### TASK DATA
※ ※ ※

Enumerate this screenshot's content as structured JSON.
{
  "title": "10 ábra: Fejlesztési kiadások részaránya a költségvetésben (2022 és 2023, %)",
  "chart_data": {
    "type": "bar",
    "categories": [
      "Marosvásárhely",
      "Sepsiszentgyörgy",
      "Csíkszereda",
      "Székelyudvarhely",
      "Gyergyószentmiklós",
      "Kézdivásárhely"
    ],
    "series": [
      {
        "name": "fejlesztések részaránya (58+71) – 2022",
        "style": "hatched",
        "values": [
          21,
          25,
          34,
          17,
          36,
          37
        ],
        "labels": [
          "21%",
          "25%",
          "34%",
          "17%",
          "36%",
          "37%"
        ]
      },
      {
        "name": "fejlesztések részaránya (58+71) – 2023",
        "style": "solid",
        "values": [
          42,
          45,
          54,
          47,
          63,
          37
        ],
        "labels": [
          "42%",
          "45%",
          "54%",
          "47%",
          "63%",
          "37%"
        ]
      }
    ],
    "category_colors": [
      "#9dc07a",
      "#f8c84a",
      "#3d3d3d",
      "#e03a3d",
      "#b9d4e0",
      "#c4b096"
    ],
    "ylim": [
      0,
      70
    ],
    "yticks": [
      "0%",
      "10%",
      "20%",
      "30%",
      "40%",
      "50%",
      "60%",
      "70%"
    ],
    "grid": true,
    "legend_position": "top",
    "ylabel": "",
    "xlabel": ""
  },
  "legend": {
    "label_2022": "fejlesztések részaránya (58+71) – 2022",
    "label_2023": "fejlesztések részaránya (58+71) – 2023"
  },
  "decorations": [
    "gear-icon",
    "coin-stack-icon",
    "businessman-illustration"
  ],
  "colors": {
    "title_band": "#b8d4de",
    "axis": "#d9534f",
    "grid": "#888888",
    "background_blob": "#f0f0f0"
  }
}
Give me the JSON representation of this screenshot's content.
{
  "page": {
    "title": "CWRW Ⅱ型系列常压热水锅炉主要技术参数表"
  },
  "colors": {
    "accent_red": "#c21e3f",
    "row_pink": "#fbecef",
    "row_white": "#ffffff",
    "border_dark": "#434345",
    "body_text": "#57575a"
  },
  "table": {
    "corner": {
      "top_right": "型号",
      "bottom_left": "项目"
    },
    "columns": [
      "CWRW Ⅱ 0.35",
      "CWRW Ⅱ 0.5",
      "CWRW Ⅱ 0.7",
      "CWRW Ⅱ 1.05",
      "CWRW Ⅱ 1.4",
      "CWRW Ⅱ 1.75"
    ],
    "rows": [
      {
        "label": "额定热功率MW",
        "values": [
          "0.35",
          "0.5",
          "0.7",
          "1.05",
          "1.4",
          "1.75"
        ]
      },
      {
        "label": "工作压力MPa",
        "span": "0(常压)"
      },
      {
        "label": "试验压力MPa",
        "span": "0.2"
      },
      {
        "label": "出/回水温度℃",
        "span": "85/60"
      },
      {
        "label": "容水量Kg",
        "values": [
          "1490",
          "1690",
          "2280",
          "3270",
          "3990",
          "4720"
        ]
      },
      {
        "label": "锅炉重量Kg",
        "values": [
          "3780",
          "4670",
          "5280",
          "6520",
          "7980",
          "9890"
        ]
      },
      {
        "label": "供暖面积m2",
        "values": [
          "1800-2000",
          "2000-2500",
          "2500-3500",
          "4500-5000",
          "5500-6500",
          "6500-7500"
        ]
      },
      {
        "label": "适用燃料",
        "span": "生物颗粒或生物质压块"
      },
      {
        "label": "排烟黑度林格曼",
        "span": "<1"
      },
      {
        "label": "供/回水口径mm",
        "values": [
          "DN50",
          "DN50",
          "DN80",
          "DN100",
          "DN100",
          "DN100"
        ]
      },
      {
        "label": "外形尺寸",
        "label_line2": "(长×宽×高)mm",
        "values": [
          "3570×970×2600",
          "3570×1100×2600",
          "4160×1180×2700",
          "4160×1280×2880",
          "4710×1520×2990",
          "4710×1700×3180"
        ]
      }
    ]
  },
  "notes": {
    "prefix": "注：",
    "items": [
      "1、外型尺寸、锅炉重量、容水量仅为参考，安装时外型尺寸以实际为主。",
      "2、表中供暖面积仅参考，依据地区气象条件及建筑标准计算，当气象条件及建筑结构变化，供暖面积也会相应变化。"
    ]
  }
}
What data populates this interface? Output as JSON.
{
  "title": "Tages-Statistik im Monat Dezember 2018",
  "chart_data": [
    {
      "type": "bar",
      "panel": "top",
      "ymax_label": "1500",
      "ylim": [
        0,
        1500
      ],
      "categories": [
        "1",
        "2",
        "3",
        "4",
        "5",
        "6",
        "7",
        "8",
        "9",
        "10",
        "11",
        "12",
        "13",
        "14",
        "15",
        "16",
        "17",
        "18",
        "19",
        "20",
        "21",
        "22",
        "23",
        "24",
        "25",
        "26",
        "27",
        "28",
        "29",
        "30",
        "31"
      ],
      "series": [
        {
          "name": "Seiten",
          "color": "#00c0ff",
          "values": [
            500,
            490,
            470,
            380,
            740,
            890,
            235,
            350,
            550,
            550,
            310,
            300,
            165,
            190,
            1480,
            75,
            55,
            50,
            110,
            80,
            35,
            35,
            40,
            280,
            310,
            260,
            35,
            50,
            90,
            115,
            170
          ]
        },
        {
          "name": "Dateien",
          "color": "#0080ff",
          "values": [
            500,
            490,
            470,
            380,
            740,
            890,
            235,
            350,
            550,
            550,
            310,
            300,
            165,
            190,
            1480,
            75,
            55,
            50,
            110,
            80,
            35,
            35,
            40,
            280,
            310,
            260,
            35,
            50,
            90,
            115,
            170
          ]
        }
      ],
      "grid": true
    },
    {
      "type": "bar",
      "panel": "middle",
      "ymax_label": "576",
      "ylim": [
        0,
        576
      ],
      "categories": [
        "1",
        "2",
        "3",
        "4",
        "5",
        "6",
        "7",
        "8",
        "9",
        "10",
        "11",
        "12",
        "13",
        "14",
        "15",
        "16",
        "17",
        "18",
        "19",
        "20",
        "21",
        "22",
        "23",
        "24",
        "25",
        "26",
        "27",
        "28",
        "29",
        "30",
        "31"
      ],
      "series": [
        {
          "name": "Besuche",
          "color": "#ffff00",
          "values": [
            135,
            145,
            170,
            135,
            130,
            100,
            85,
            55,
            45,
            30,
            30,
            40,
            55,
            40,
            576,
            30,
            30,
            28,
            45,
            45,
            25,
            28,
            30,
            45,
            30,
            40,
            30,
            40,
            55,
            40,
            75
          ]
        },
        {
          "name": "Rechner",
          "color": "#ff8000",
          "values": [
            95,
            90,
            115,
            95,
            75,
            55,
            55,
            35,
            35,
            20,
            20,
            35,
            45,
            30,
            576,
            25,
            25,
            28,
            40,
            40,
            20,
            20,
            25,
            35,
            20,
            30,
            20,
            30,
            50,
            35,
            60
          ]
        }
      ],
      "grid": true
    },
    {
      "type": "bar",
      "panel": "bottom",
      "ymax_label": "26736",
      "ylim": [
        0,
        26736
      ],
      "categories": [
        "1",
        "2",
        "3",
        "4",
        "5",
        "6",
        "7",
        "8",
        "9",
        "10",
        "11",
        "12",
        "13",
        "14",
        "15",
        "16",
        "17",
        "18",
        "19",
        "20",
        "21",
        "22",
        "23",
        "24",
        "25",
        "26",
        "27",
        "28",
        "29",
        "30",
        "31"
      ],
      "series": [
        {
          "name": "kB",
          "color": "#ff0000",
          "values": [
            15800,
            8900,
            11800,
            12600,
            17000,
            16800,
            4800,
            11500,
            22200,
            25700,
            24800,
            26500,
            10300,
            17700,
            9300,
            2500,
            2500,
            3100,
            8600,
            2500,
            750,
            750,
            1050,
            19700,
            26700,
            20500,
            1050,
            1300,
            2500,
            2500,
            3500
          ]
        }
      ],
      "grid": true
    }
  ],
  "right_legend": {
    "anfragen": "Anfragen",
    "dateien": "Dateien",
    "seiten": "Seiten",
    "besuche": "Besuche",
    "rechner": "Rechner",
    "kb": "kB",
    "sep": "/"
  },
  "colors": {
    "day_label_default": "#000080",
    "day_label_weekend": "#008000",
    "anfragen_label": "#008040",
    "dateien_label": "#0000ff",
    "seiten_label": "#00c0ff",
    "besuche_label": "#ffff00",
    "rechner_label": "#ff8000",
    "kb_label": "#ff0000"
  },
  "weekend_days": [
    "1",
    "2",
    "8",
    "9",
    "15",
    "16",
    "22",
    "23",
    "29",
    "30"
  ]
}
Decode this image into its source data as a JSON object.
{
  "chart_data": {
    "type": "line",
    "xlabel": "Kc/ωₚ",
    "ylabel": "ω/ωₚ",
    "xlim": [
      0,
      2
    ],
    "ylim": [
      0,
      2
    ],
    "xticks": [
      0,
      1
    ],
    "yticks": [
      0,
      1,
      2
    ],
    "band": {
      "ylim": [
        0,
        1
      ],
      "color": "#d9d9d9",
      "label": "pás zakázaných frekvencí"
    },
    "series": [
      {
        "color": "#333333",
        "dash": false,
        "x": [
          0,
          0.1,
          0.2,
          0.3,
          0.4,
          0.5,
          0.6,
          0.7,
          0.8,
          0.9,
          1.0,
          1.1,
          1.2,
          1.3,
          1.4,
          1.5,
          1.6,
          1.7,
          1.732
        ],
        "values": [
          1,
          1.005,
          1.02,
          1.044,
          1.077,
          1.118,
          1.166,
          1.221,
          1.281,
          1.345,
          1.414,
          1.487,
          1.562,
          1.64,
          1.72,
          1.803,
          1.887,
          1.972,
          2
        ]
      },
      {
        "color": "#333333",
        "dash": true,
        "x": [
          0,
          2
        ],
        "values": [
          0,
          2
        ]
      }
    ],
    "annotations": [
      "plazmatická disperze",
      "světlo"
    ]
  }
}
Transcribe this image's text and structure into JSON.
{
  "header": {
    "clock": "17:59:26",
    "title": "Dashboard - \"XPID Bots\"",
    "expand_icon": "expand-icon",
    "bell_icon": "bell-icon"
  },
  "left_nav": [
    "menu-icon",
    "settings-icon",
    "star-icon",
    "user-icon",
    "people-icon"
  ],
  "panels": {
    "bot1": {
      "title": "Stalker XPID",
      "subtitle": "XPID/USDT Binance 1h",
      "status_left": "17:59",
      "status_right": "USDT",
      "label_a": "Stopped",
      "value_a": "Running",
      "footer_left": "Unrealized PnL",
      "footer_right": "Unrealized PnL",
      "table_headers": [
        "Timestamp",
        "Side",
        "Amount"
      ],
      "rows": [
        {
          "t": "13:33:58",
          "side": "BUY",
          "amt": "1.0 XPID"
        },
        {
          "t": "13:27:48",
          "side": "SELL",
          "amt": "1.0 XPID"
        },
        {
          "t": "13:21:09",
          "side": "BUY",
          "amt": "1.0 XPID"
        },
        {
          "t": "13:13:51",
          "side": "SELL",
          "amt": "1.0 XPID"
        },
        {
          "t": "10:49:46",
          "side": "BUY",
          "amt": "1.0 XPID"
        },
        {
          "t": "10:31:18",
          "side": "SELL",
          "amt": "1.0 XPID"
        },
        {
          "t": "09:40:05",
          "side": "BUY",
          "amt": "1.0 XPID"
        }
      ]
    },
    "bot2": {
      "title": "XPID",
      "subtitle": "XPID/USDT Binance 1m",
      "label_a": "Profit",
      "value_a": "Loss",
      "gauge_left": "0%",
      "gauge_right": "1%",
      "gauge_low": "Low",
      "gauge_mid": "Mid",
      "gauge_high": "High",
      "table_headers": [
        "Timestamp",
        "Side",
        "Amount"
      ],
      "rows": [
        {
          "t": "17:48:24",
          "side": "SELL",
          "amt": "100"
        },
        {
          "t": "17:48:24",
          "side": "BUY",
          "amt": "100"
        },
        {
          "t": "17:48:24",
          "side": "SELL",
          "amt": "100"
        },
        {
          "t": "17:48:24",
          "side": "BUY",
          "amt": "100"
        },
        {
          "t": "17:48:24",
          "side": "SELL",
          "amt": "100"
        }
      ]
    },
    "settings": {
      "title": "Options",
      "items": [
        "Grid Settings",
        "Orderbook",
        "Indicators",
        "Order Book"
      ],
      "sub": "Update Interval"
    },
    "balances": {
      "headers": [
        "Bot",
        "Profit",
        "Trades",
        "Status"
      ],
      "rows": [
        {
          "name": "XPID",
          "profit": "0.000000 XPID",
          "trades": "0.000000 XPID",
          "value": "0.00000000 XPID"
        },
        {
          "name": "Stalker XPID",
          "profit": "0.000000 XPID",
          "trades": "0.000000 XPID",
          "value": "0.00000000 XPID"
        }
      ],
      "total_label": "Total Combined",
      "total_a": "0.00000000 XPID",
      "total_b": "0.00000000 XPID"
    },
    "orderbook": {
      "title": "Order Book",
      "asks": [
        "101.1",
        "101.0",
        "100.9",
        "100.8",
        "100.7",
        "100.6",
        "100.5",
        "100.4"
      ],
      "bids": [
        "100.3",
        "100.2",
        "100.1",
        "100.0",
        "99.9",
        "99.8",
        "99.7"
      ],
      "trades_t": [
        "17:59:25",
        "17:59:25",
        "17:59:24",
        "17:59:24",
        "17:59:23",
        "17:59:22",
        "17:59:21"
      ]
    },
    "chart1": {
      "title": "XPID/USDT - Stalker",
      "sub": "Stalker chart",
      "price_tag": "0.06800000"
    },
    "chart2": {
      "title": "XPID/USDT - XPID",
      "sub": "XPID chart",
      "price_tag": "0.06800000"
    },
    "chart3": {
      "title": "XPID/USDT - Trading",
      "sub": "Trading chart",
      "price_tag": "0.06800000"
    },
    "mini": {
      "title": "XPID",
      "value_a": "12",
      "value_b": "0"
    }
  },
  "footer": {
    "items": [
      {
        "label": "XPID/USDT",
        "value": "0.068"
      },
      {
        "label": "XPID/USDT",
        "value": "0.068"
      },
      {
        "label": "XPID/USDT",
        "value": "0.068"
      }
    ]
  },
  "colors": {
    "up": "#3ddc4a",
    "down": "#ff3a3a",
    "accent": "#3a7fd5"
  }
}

※ ※ ※

### YOUR OBJECTIVE
Go through the material above and count the lines that include "into". Give the number alone.

### ANSWER TO THE EXERCISE
2